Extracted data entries
#####

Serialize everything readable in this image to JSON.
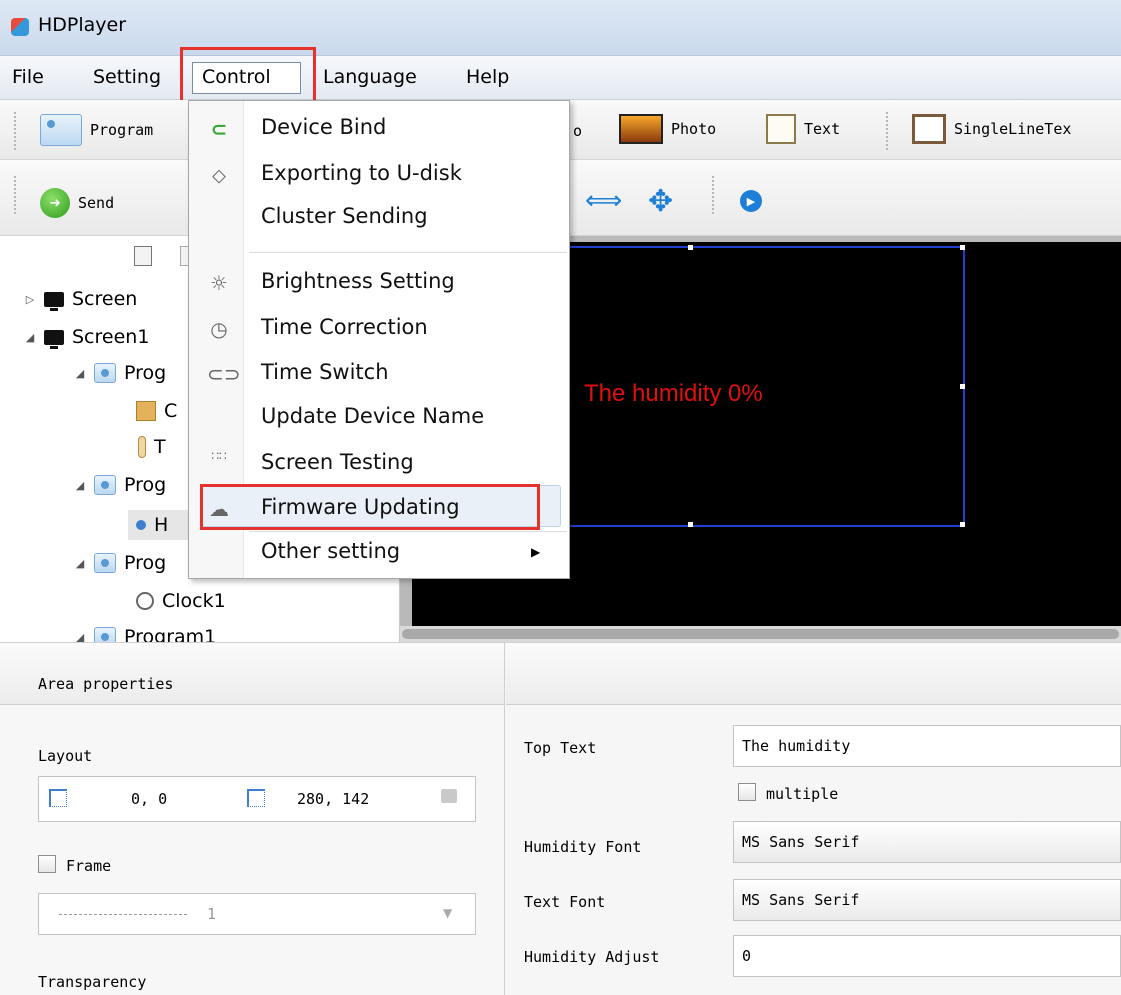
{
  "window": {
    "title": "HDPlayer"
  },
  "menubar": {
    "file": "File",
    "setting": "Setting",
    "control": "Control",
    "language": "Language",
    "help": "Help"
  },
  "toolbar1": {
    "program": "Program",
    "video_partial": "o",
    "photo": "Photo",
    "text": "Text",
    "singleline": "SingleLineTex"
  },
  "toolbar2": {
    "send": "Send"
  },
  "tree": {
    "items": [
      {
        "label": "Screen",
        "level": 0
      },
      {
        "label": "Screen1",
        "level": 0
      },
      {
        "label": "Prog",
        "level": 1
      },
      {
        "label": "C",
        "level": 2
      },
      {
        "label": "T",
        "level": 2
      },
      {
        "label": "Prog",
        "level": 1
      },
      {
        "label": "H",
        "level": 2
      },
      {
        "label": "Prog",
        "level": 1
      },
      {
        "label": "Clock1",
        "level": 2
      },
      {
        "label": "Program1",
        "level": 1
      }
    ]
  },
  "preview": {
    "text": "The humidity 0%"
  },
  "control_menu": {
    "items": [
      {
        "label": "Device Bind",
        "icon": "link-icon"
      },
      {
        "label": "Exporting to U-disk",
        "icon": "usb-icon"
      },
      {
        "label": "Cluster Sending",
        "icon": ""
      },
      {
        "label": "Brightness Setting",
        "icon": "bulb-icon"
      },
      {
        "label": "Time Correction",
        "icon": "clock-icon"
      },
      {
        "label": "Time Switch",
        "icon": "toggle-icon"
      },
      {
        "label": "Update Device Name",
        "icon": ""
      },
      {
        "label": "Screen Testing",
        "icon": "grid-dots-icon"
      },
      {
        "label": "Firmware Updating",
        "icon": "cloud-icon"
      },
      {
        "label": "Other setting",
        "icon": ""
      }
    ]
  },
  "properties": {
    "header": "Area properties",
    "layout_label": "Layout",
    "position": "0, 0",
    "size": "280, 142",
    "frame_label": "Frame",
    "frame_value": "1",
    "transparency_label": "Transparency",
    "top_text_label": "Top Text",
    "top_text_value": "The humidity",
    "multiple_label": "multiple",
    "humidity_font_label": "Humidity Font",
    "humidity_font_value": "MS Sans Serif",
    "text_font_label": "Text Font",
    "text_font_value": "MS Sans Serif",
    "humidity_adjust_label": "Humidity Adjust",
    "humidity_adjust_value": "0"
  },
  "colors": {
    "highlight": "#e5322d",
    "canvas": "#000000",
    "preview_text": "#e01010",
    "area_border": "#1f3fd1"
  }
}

#####

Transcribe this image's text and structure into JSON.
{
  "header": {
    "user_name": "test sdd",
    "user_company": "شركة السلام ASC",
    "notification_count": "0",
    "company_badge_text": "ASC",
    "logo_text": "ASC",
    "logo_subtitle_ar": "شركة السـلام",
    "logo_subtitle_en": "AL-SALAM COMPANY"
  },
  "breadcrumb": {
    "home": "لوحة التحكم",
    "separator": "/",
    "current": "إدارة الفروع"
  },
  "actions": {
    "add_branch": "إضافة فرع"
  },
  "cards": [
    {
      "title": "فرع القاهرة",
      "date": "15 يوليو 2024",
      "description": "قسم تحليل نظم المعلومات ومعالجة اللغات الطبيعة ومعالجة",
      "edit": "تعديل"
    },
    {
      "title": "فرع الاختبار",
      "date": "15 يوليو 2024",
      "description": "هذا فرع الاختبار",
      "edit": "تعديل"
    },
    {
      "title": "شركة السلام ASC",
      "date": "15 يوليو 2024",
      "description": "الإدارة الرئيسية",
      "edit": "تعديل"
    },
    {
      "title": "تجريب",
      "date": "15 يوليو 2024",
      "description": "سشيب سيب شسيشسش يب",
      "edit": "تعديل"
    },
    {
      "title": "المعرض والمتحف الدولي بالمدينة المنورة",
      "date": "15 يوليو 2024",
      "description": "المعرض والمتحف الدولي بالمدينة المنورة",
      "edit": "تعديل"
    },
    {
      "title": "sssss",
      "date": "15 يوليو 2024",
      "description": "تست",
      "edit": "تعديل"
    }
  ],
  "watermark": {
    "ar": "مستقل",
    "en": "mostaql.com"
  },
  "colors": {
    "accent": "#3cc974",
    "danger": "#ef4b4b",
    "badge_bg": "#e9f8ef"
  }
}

#####

# Exercise goal
Show every line of the listing in which the string "this" can be found.

# Exercise result
Serialize everything readable in this image to JSON.
Transcribe this image's text and structure into JSON.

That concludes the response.